_Work instructions_. Below is a block of records: output all of them exactly and leave out the pictures.

_Material provided_.
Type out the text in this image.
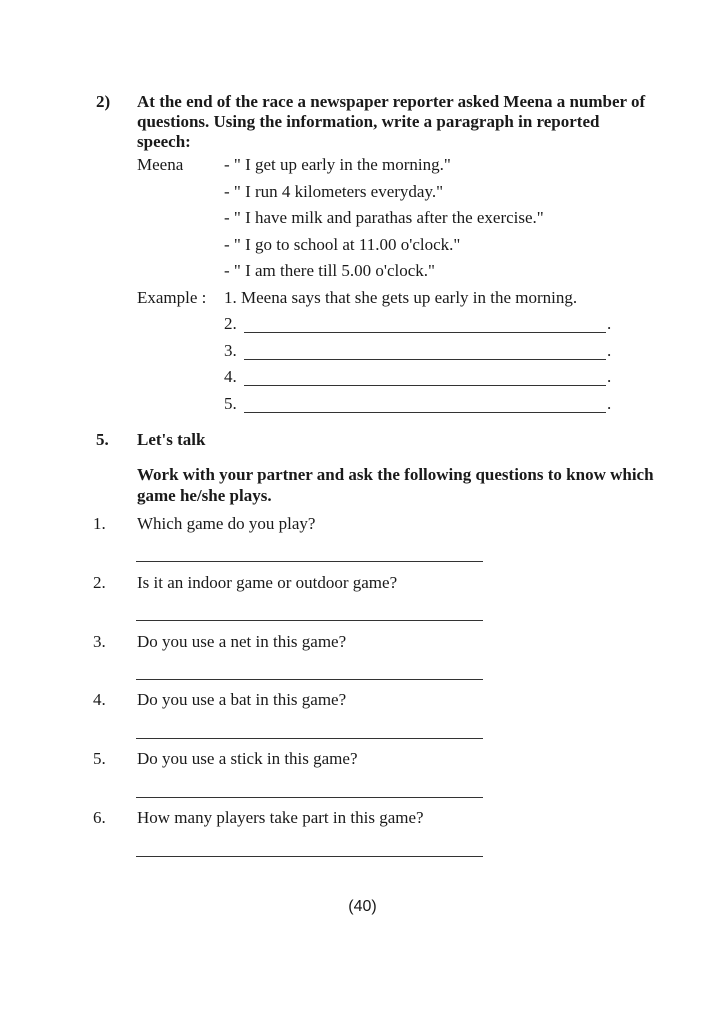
2) At the end of the race a newspaper reporter asked Meena a number of questions. Using the information, write a paragraph in reported speech:
Meena - " I get up early in the morning."
- " I run 4 kilometers everyday."
- " I have milk and parathas after the exercise."
- " I go to school at 11.00 o'clock."
- " I am there till 5.00 o'clock."
Example : 1. Meena says that she gets up early in the morning.
2.	.
3.	.
4.	.
5.	.
5. Let's talk
Work with your partner and ask the following questions to know which game he/she plays.
1. Which game do you play?
2. Is it an indoor game or outdoor game?
3. Do you use a net in this game?
4. Do you use a bat in this game?
5. Do you use a stick in this game?
6. How many players take part in this game?
(40)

_Task output_.
Type out the text in this image.
2) At the end of the race a newspaper reporter asked Meena a number of questions. Using the information, write a paragraph in reported speech:
Meena - " I get up early in the morning."
- " I run 4 kilometers everyday."
- " I have milk and parathas after the exercise."
- " I go to school at 11.00 o'clock."
- " I am there till 5.00 o'clock."
Example : 1. Meena says that she gets up early in the morning.
2.	.
3.	.
4.	.
5.	.
5. Let's talk
Work with your partner and ask the following questions to know which game he/she plays.
1. Which game do you play?
2. Is it an indoor game or outdoor game?
3. Do you use a net in this game?
4. Do you use a bat in this game?
5. Do you use a stick in this game?
6. How many players take part in this game?
(40)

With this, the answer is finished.